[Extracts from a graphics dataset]
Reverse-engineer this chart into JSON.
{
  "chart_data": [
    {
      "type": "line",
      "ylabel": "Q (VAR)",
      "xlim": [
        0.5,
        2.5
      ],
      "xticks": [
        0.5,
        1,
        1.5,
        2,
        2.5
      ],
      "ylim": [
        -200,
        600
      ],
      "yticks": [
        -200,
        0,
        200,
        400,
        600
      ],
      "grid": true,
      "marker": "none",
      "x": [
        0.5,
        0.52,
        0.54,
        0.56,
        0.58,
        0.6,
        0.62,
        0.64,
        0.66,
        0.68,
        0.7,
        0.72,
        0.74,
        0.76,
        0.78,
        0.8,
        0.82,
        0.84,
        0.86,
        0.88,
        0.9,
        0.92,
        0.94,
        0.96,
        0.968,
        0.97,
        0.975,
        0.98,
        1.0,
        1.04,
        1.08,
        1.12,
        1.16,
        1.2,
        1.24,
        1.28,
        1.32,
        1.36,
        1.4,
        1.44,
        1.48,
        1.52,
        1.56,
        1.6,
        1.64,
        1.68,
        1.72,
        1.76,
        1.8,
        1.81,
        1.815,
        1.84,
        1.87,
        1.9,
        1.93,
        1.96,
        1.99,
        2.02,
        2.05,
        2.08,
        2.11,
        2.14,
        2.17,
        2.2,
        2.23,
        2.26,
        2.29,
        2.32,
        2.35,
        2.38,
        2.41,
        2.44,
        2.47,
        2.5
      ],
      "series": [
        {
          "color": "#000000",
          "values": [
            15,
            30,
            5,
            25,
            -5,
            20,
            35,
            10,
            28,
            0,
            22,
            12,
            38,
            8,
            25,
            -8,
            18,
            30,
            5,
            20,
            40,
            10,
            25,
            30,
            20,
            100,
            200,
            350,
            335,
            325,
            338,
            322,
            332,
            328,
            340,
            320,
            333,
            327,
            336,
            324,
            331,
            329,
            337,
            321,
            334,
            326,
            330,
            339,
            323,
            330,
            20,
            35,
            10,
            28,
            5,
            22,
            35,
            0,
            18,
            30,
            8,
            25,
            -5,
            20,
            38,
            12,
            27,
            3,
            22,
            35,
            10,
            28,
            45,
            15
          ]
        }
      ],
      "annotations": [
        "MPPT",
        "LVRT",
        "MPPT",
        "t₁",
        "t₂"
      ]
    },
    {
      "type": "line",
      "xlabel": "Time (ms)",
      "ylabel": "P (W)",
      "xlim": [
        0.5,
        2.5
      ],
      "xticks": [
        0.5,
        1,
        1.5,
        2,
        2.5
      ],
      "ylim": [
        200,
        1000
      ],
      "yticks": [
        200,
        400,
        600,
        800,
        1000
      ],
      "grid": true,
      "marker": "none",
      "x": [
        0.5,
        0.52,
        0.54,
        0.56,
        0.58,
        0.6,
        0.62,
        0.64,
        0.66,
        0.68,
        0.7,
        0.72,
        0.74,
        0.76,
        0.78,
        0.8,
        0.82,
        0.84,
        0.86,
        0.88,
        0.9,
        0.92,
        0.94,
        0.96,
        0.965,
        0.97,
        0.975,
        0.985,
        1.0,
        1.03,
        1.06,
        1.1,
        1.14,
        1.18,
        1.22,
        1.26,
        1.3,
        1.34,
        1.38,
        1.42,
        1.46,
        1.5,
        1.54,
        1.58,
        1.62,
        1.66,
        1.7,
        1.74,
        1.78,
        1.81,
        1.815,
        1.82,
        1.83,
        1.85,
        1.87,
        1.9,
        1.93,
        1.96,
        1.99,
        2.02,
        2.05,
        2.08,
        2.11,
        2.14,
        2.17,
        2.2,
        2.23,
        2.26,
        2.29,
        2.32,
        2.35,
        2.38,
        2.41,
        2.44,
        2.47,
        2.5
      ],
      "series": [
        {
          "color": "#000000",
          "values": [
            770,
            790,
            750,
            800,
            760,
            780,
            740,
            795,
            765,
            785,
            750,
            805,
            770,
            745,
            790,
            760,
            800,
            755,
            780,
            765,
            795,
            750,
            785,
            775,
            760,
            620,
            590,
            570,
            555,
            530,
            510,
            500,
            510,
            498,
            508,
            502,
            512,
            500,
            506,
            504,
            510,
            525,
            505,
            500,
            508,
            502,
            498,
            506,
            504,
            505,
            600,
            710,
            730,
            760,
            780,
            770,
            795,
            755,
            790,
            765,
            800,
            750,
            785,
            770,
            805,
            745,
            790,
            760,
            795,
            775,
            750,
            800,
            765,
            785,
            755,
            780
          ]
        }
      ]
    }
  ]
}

Problem requirements: Without omitting anything, output the entries exactly.

Final answer:
Reverse-engineer this chart into JSON.
{
  "chart_data": [
    {
      "type": "line",
      "ylabel": "Q (VAR)",
      "xlim": [
        0.5,
        2.5
      ],
      "xticks": [
        0.5,
        1,
        1.5,
        2,
        2.5
      ],
      "ylim": [
        -200,
        600
      ],
      "yticks": [
        -200,
        0,
        200,
        400,
        600
      ],
      "grid": true,
      "marker": "none",
      "x": [
        0.5,
        0.52,
        0.54,
        0.56,
        0.58,
        0.6,
        0.62,
        0.64,
        0.66,
        0.68,
        0.7,
        0.72,
        0.74,
        0.76,
        0.78,
        0.8,
        0.82,
        0.84,
        0.86,
        0.88,
        0.9,
        0.92,
        0.94,
        0.96,
        0.968,
        0.97,
        0.975,
        0.98,
        1.0,
        1.04,
        1.08,
        1.12,
        1.16,
        1.2,
        1.24,
        1.28,
        1.32,
        1.36,
        1.4,
        1.44,
        1.48,
        1.52,
        1.56,
        1.6,
        1.64,
        1.68,
        1.72,
        1.76,
        1.8,
        1.81,
        1.815,
        1.84,
        1.87,
        1.9,
        1.93,
        1.96,
        1.99,
        2.02,
        2.05,
        2.08,
        2.11,
        2.14,
        2.17,
        2.2,
        2.23,
        2.26,
        2.29,
        2.32,
        2.35,
        2.38,
        2.41,
        2.44,
        2.47,
        2.5
      ],
      "series": [
        {
          "color": "#000000",
          "values": [
            15,
            30,
            5,
            25,
            -5,
            20,
            35,
            10,
            28,
            0,
            22,
            12,
            38,
            8,
            25,
            -8,
            18,
            30,
            5,
            20,
            40,
            10,
            25,
            30,
            20,
            100,
            200,
            350,
            335,
            325,
            338,
            322,
            332,
            328,
            340,
            320,
            333,
            327,
            336,
            324,
            331,
            329,
            337,
            321,
            334,
            326,
            330,
            339,
            323,
            330,
            20,
            35,
            10,
            28,
            5,
            22,
            35,
            0,
            18,
            30,
            8,
            25,
            -5,
            20,
            38,
            12,
            27,
            3,
            22,
            35,
            10,
            28,
            45,
            15
          ]
        }
      ],
      "annotations": [
        "MPPT",
        "LVRT",
        "MPPT",
        "t₁",
        "t₂"
      ]
    },
    {
      "type": "line",
      "xlabel": "Time (ms)",
      "ylabel": "P (W)",
      "xlim": [
        0.5,
        2.5
      ],
      "xticks": [
        0.5,
        1,
        1.5,
        2,
        2.5
      ],
      "ylim": [
        200,
        1000
      ],
      "yticks": [
        200,
        400,
        600,
        800,
        1000
      ],
      "grid": true,
      "marker": "none",
      "x": [
        0.5,
        0.52,
        0.54,
        0.56,
        0.58,
        0.6,
        0.62,
        0.64,
        0.66,
        0.68,
        0.7,
        0.72,
        0.74,
        0.76,
        0.78,
        0.8,
        0.82,
        0.84,
        0.86,
        0.88,
        0.9,
        0.92,
        0.94,
        0.96,
        0.965,
        0.97,
        0.975,
        0.985,
        1.0,
        1.03,
        1.06,
        1.1,
        1.14,
        1.18,
        1.22,
        1.26,
        1.3,
        1.34,
        1.38,
        1.42,
        1.46,
        1.5,
        1.54,
        1.58,
        1.62,
        1.66,
        1.7,
        1.74,
        1.78,
        1.81,
        1.815,
        1.82,
        1.83,
        1.85,
        1.87,
        1.9,
        1.93,
        1.96,
        1.99,
        2.02,
        2.05,
        2.08,
        2.11,
        2.14,
        2.17,
        2.2,
        2.23,
        2.26,
        2.29,
        2.32,
        2.35,
        2.38,
        2.41,
        2.44,
        2.47,
        2.5
      ],
      "series": [
        {
          "color": "#000000",
          "values": [
            770,
            790,
            750,
            800,
            760,
            780,
            740,
            795,
            765,
            785,
            750,
            805,
            770,
            745,
            790,
            760,
            800,
            755,
            780,
            765,
            795,
            750,
            785,
            775,
            760,
            620,
            590,
            570,
            555,
            530,
            510,
            500,
            510,
            498,
            508,
            502,
            512,
            500,
            506,
            504,
            510,
            525,
            505,
            500,
            508,
            502,
            498,
            506,
            504,
            505,
            600,
            710,
            730,
            760,
            780,
            770,
            795,
            755,
            790,
            765,
            800,
            750,
            785,
            770,
            805,
            745,
            790,
            760,
            795,
            775,
            750,
            800,
            765,
            785,
            755,
            780
          ]
        }
      ]
    }
  ]
}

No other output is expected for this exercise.